## start INFORMATION PROVIDED
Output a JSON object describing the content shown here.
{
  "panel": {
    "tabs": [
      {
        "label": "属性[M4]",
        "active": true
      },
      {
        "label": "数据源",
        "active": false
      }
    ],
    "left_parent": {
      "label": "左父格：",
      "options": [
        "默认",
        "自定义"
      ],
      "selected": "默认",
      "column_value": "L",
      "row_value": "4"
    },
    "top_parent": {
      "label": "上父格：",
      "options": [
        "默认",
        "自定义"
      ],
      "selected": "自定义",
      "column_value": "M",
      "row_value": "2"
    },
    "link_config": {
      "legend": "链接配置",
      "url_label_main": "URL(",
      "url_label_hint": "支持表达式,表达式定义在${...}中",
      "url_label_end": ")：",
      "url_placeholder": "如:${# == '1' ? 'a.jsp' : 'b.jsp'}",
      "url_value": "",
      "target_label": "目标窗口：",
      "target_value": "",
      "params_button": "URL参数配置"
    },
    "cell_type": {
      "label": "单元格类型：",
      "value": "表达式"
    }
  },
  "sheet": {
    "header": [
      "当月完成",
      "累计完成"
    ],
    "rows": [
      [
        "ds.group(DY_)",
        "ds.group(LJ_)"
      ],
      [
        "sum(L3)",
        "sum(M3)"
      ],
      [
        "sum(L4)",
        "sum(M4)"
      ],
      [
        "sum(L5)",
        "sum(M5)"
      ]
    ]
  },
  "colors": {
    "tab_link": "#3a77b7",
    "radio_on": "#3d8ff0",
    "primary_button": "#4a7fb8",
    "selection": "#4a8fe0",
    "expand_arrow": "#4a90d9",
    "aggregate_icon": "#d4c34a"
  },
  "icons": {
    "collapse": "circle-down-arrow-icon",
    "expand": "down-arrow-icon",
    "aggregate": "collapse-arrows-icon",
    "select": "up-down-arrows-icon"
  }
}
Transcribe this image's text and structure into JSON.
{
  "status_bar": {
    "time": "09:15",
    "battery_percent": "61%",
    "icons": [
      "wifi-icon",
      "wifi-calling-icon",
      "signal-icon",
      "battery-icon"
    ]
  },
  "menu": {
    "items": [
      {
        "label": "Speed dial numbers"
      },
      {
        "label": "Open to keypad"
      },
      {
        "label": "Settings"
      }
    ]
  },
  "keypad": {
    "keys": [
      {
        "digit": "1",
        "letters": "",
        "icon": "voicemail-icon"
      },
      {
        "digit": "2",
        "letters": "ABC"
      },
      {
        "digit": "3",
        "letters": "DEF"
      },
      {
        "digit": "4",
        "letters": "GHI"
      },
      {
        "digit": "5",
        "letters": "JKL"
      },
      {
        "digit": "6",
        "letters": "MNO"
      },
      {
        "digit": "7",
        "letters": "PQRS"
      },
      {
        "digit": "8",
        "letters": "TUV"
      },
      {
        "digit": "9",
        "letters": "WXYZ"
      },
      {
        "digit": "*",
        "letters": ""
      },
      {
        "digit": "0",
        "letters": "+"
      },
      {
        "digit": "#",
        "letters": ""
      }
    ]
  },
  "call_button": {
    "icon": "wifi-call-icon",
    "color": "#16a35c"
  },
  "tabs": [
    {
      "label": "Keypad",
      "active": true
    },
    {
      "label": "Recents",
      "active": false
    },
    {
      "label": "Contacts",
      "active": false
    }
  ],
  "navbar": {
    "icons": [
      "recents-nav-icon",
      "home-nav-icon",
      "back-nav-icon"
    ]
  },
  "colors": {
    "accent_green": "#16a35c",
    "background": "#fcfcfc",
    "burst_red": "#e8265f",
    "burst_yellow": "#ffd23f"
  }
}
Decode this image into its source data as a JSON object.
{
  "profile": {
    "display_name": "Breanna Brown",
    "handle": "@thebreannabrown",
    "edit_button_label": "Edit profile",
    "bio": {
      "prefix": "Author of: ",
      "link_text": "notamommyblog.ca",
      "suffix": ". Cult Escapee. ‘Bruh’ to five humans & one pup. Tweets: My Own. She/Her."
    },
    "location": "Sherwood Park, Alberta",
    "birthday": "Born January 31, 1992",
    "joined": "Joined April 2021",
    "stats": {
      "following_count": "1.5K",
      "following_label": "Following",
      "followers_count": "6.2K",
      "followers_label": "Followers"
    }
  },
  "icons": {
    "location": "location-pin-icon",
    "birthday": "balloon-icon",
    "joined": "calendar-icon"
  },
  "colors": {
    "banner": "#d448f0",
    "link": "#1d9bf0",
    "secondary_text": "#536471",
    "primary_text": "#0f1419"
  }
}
## end INFORMATION PROVIDED
GOAL: Transcribe all the entries, keeping each one exactly as it is.

WRITTEN REPLY:
Output a JSON object describing the content shown here.
{
  "panel": {
    "tabs": [
      {
        "label": "属性[M4]",
        "active": true
      },
      {
        "label": "数据源",
        "active": false
      }
    ],
    "left_parent": {
      "label": "左父格：",
      "options": [
        "默认",
        "自定义"
      ],
      "selected": "默认",
      "column_value": "L",
      "row_value": "4"
    },
    "top_parent": {
      "label": "上父格：",
      "options": [
        "默认",
        "自定义"
      ],
      "selected": "自定义",
      "column_value": "M",
      "row_value": "2"
    },
    "link_config": {
      "legend": "链接配置",
      "url_label_main": "URL(",
      "url_label_hint": "支持表达式,表达式定义在${...}中",
      "url_label_end": ")：",
      "url_placeholder": "如:${# == '1' ? 'a.jsp' : 'b.jsp'}",
      "url_value": "",
      "target_label": "目标窗口：",
      "target_value": "",
      "params_button": "URL参数配置"
    },
    "cell_type": {
      "label": "单元格类型：",
      "value": "表达式"
    }
  },
  "sheet": {
    "header": [
      "当月完成",
      "累计完成"
    ],
    "rows": [
      [
        "ds.group(DY_)",
        "ds.group(LJ_)"
      ],
      [
        "sum(L3)",
        "sum(M3)"
      ],
      [
        "sum(L4)",
        "sum(M4)"
      ],
      [
        "sum(L5)",
        "sum(M5)"
      ]
    ]
  },
  "colors": {
    "tab_link": "#3a77b7",
    "radio_on": "#3d8ff0",
    "primary_button": "#4a7fb8",
    "selection": "#4a8fe0",
    "expand_arrow": "#4a90d9",
    "aggregate_icon": "#d4c34a"
  },
  "icons": {
    "collapse": "circle-down-arrow-icon",
    "expand": "down-arrow-icon",
    "aggregate": "collapse-arrows-icon",
    "select": "up-down-arrows-icon"
  }
}
Transcribe this image's text and structure into JSON.
{
  "status_bar": {
    "time": "09:15",
    "battery_percent": "61%",
    "icons": [
      "wifi-icon",
      "wifi-calling-icon",
      "signal-icon",
      "battery-icon"
    ]
  },
  "menu": {
    "items": [
      {
        "label": "Speed dial numbers"
      },
      {
        "label": "Open to keypad"
      },
      {
        "label": "Settings"
      }
    ]
  },
  "keypad": {
    "keys": [
      {
        "digit": "1",
        "letters": "",
        "icon": "voicemail-icon"
      },
      {
        "digit": "2",
        "letters": "ABC"
      },
      {
        "digit": "3",
        "letters": "DEF"
      },
      {
        "digit": "4",
        "letters": "GHI"
      },
      {
        "digit": "5",
        "letters": "JKL"
      },
      {
        "digit": "6",
        "letters": "MNO"
      },
      {
        "digit": "7",
        "letters": "PQRS"
      },
      {
        "digit": "8",
        "letters": "TUV"
      },
      {
        "digit": "9",
        "letters": "WXYZ"
      },
      {
        "digit": "*",
        "letters": ""
      },
      {
        "digit": "0",
        "letters": "+"
      },
      {
        "digit": "#",
        "letters": ""
      }
    ]
  },
  "call_button": {
    "icon": "wifi-call-icon",
    "color": "#16a35c"
  },
  "tabs": [
    {
      "label": "Keypad",
      "active": true
    },
    {
      "label": "Recents",
      "active": false
    },
    {
      "label": "Contacts",
      "active": false
    }
  ],
  "navbar": {
    "icons": [
      "recents-nav-icon",
      "home-nav-icon",
      "back-nav-icon"
    ]
  },
  "colors": {
    "accent_green": "#16a35c",
    "background": "#fcfcfc",
    "burst_red": "#e8265f",
    "burst_yellow": "#ffd23f"
  }
}
Decode this image into its source data as a JSON object.
{
  "profile": {
    "display_name": "Breanna Brown",
    "handle": "@thebreannabrown",
    "edit_button_label": "Edit profile",
    "bio": {
      "prefix": "Author of: ",
      "link_text": "notamommyblog.ca",
      "suffix": ". Cult Escapee. ‘Bruh’ to five humans & one pup. Tweets: My Own. She/Her."
    },
    "location": "Sherwood Park, Alberta",
    "birthday": "Born January 31, 1992",
    "joined": "Joined April 2021",
    "stats": {
      "following_count": "1.5K",
      "following_label": "Following",
      "followers_count": "6.2K",
      "followers_label": "Followers"
    }
  },
  "icons": {
    "location": "location-pin-icon",
    "birthday": "balloon-icon",
    "joined": "calendar-icon"
  },
  "colors": {
    "banner": "#d448f0",
    "link": "#1d9bf0",
    "secondary_text": "#536471",
    "primary_text": "#0f1419"
  }
}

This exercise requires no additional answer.